** Begin Source **

2018-03-27 Thread m...@papersolve.com
Public bug reported:

When booting a SPARCstation-20 with the original ROM, qemu does not set
the number of processors in a way that this ROM can understand it, and
the ROM always reports only 1 processor installed:


 ~/qemu  /usr/local/bin/qemu-system-sparc -bios ./ss20_v2.25_rom -M SS-20 -cpu 
"TI SuperSparc 60" -smp 2 -nographic

Power-ON Reset


   SMCC SPARCstation 10/20 UP/MP POST version VRV3.45 (09/11/95)


CPU_#0   TI, TMS390Z50(3.x)   0Mb External cache

CPU_#1   *** NOT installed ***
CPU_#2   *** NOT installed ***
CPU_#3   *** NOT installed ***

<<< CPU_ on MBus Slot_ >>> IS RUNNING (MID =
0008)

** End Source **
** Begin Recorded information **

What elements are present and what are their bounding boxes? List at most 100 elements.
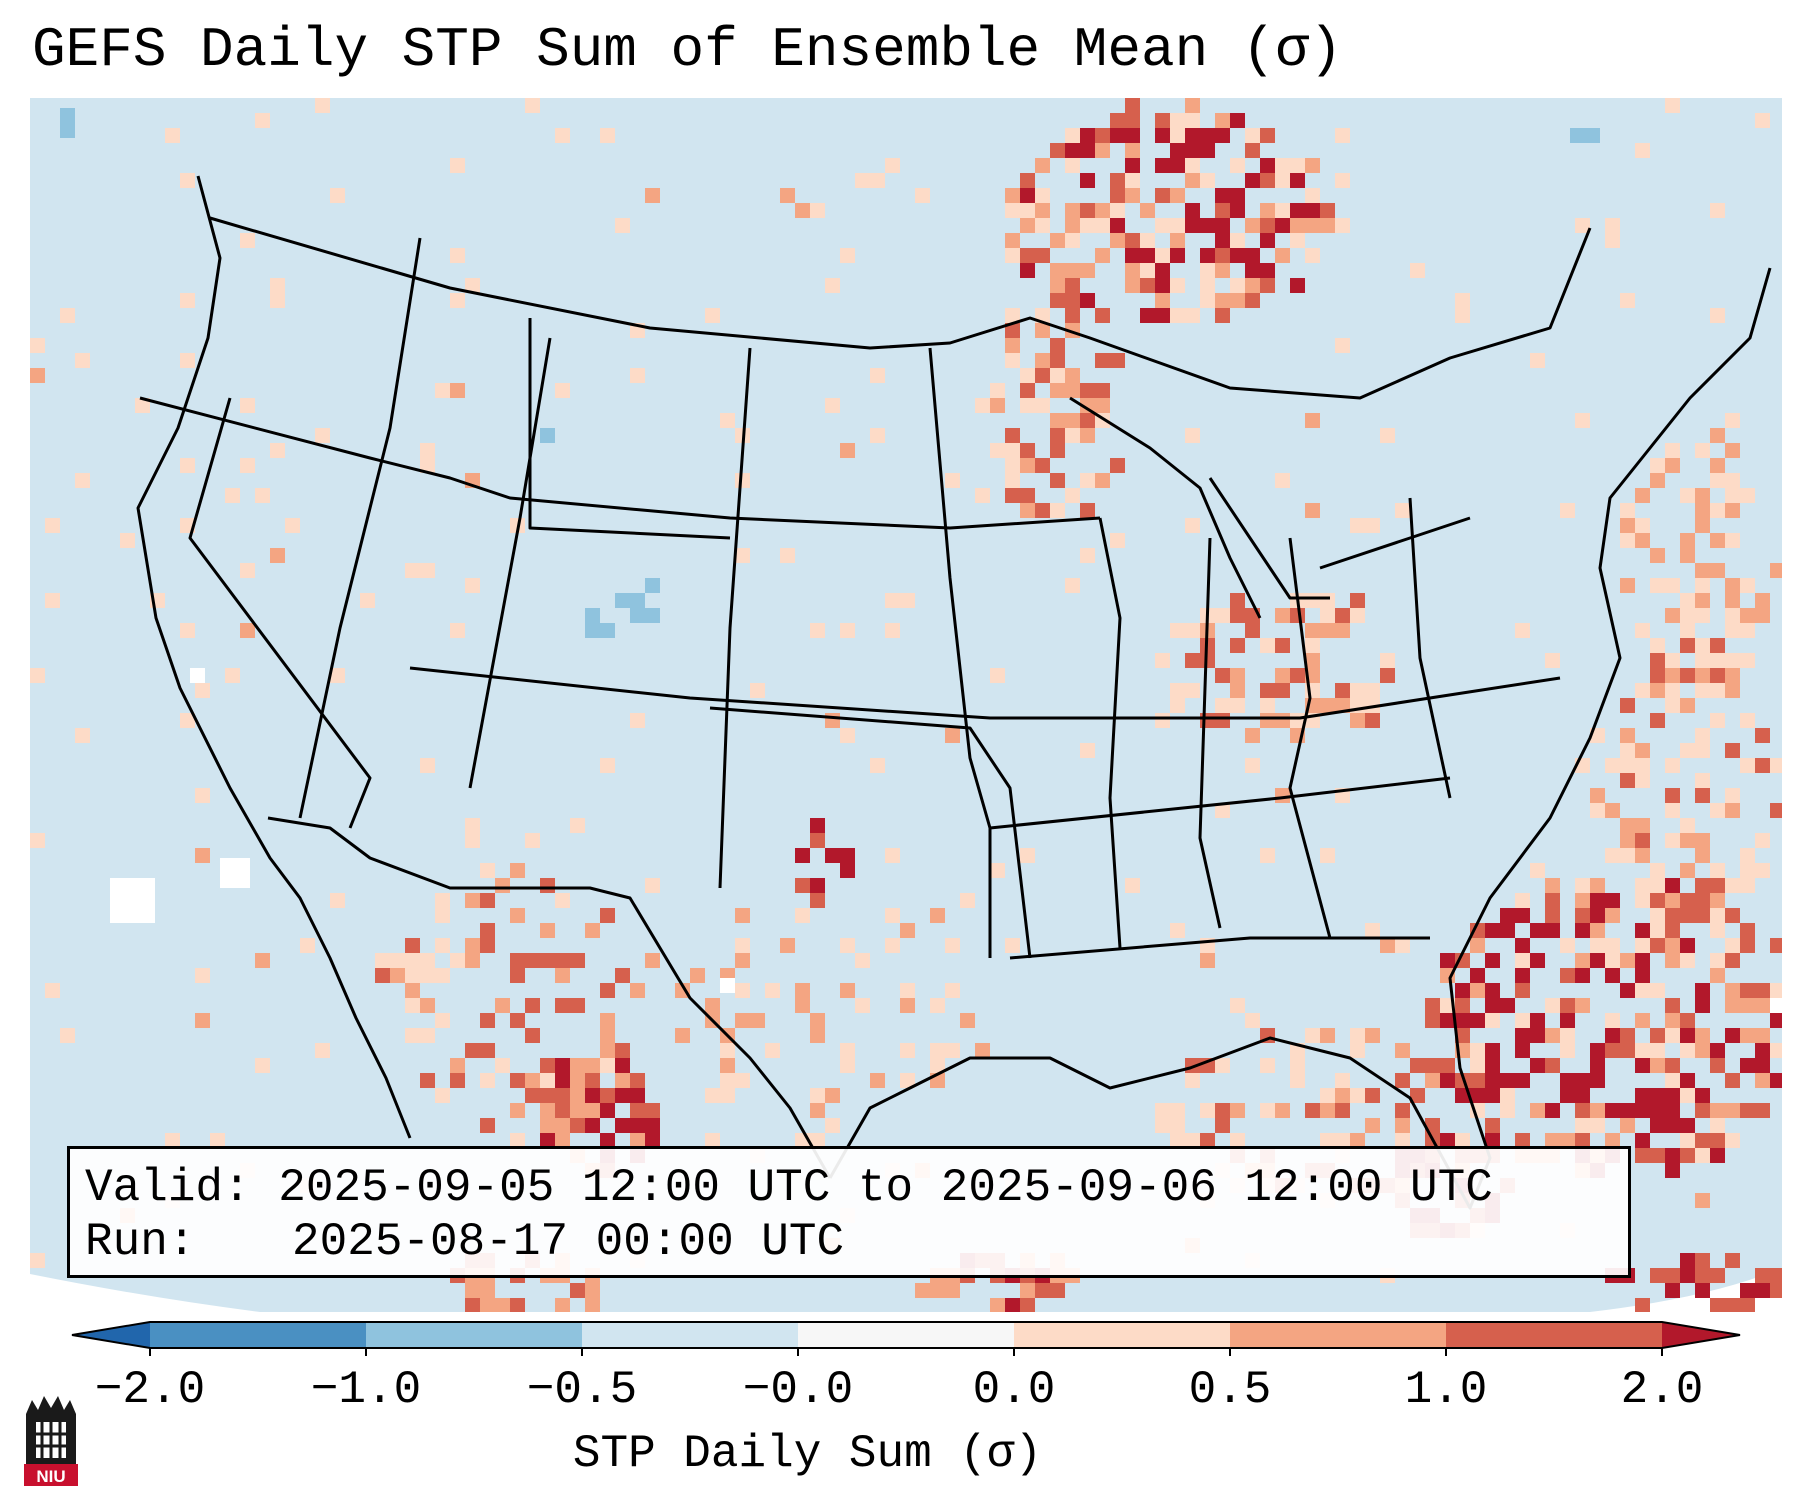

** End Recorded information **

## Set task 1:
In the qemu bug report, how many processors does the original ROM always report as installed?
## Set task 2:
Please write the next part of the qemu bug report about the SPARCstation-20 ROM, picking up after its last line.

## Result 1:
Only 1 processor.

## Result 2:
...

Cpu #0 TI,TMS390Z50 
Cpu #1 Nothing there 
Cpu #2 Nothing there 
Cpu #3 Nothing there 

...

SPARCstation 20 (1 X 390Z50), No Keyboard
ROM Rev. 2.25, 128 MB memory installed, Serial #1193046.
Ethernet address 52:54:0:12:34:56, Host ID: 72123456.


(It is necessary use SS-20 since it is the only sun4m model that
supports 512MB RAM, and I can't get Solaris to install on the SS-20
using OpenBIOS.)

When booting with OpenBIOS I can't seem to boot any version of Solaris
though I had heard this did work.  Solaris 8 and 9 do work nicely with
this ROM, but I am opening this to see if it is possible to fix this to
allow the original OBP ROM to see multiple processors.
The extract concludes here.